**Set task**
Transcribe the entries that follow exactly as they appear, minus pictures.

(Excerpts from a figure dataset)
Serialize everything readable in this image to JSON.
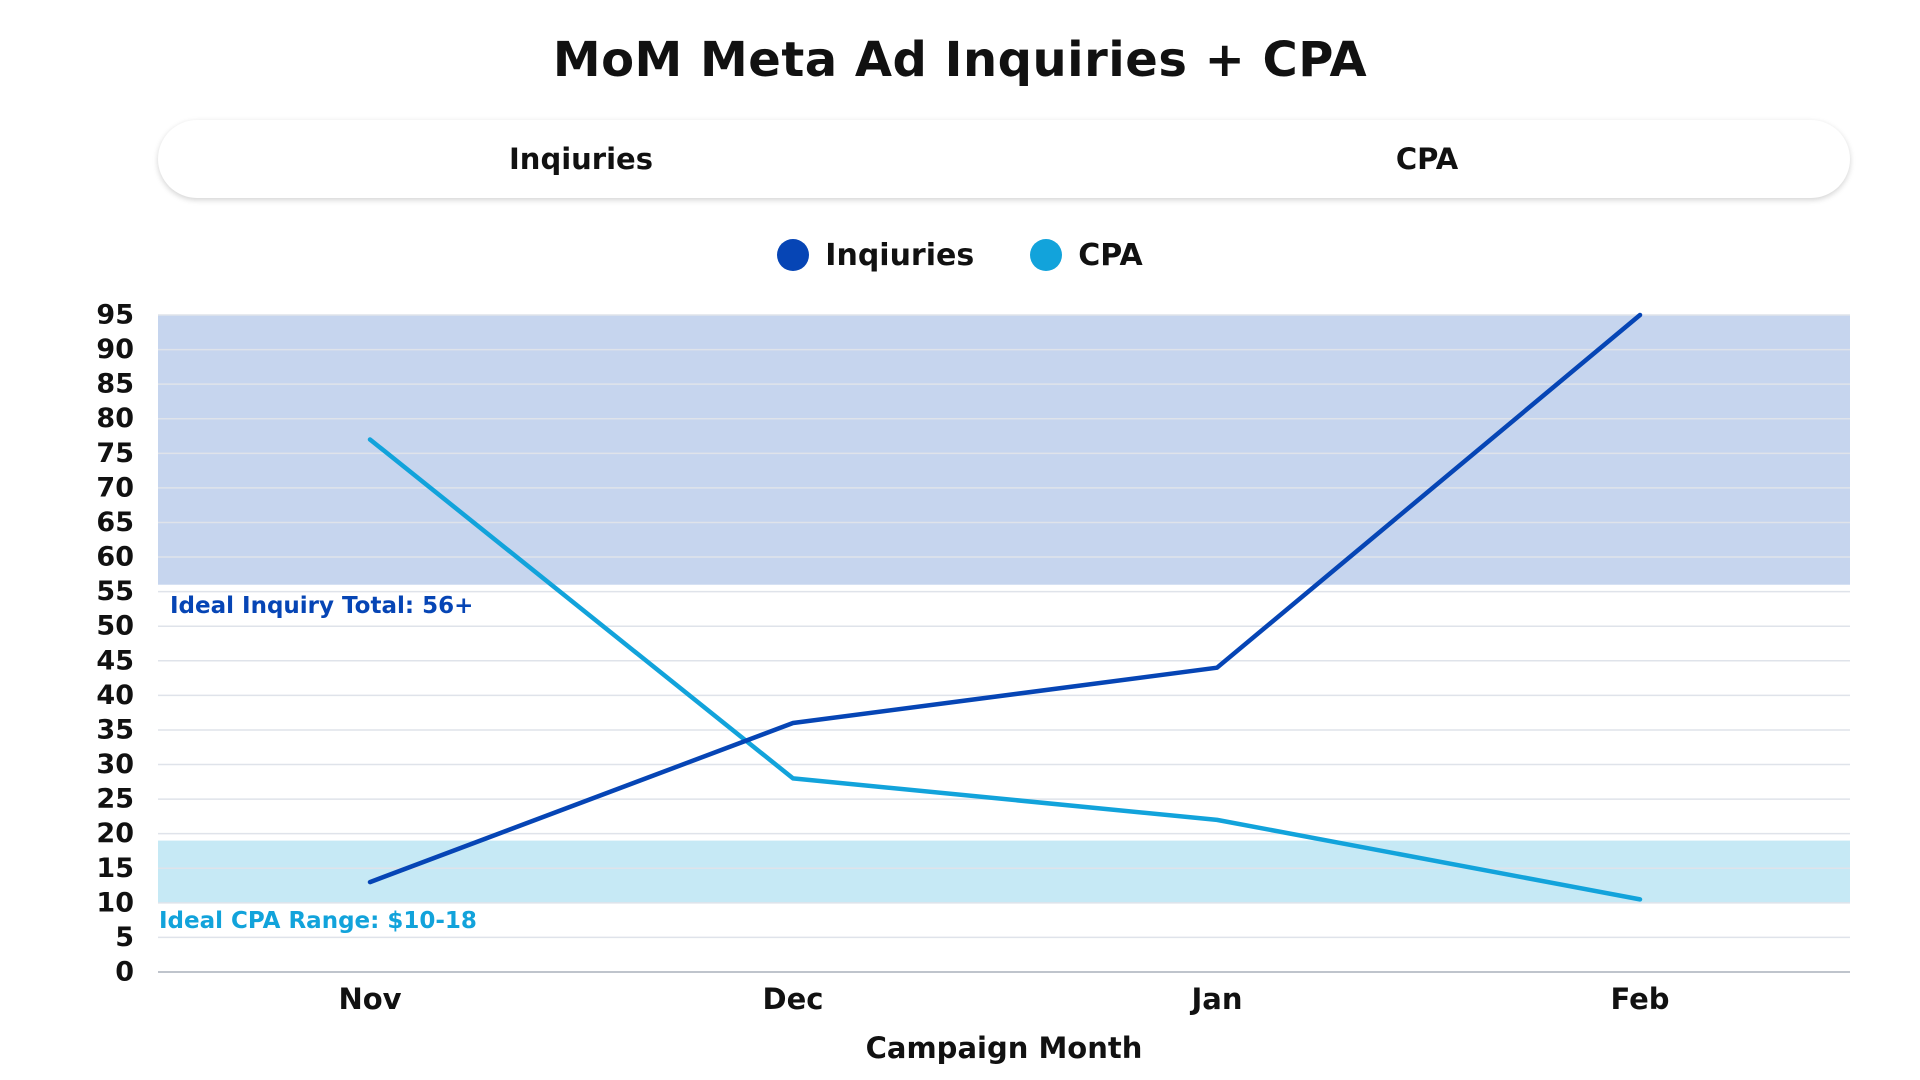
{
  "title": "MoM Meta Ad Inquiries + CPA",
  "toggle": {
    "inquiries_label": "Inqiuries",
    "cpa_label": "CPA"
  },
  "legend": [
    {
      "label": "Inqiuries",
      "color": "#0645b5"
    },
    {
      "label": "CPA",
      "color": "#12a3db"
    }
  ],
  "chart_data": {
    "type": "line",
    "title": "MoM Meta Ad Inquiries + CPA",
    "xlabel": "Campaign Month",
    "ylabel": "",
    "categories": [
      "Nov",
      "Dec",
      "Jan",
      "Feb"
    ],
    "ylim": [
      0,
      95
    ],
    "yticks": [
      0,
      5,
      10,
      15,
      20,
      25,
      30,
      35,
      40,
      45,
      50,
      55,
      60,
      65,
      70,
      75,
      80,
      85,
      90,
      95
    ],
    "grid": true,
    "legend_position": "top-center",
    "series": [
      {
        "name": "Inqiuries",
        "color": "#0645b5",
        "values": [
          13,
          36,
          44,
          95
        ]
      },
      {
        "name": "CPA",
        "color": "#12a3db",
        "values": [
          77,
          28,
          22,
          10.5
        ]
      }
    ],
    "bands": [
      {
        "name": "inquiry-band",
        "label": "Ideal Inquiry Total: 56+",
        "from": 56,
        "to": 95,
        "fill": "#c6d5ee",
        "label_color": "#0645b5"
      },
      {
        "name": "cpa-band",
        "label": "Ideal CPA Range: $10-18",
        "from": 10,
        "to": 19,
        "fill": "#c6e9f5",
        "label_color": "#12a3db"
      }
    ]
  }
}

**Finished answer**
Serialize everything readable in this image to JSON.
{
  "title": "MoM Meta Ad Inquiries + CPA",
  "toggle": {
    "inquiries_label": "Inqiuries",
    "cpa_label": "CPA"
  },
  "legend": [
    {
      "label": "Inqiuries",
      "color": "#0645b5"
    },
    {
      "label": "CPA",
      "color": "#12a3db"
    }
  ],
  "chart_data": {
    "type": "line",
    "title": "MoM Meta Ad Inquiries + CPA",
    "xlabel": "Campaign Month",
    "ylabel": "",
    "categories": [
      "Nov",
      "Dec",
      "Jan",
      "Feb"
    ],
    "ylim": [
      0,
      95
    ],
    "yticks": [
      0,
      5,
      10,
      15,
      20,
      25,
      30,
      35,
      40,
      45,
      50,
      55,
      60,
      65,
      70,
      75,
      80,
      85,
      90,
      95
    ],
    "grid": true,
    "legend_position": "top-center",
    "series": [
      {
        "name": "Inqiuries",
        "color": "#0645b5",
        "values": [
          13,
          36,
          44,
          95
        ]
      },
      {
        "name": "CPA",
        "color": "#12a3db",
        "values": [
          77,
          28,
          22,
          10.5
        ]
      }
    ],
    "bands": [
      {
        "name": "inquiry-band",
        "label": "Ideal Inquiry Total: 56+",
        "from": 56,
        "to": 95,
        "fill": "#c6d5ee",
        "label_color": "#0645b5"
      },
      {
        "name": "cpa-band",
        "label": "Ideal CPA Range: $10-18",
        "from": 10,
        "to": 19,
        "fill": "#c6e9f5",
        "label_color": "#12a3db"
      }
    ]
  }
}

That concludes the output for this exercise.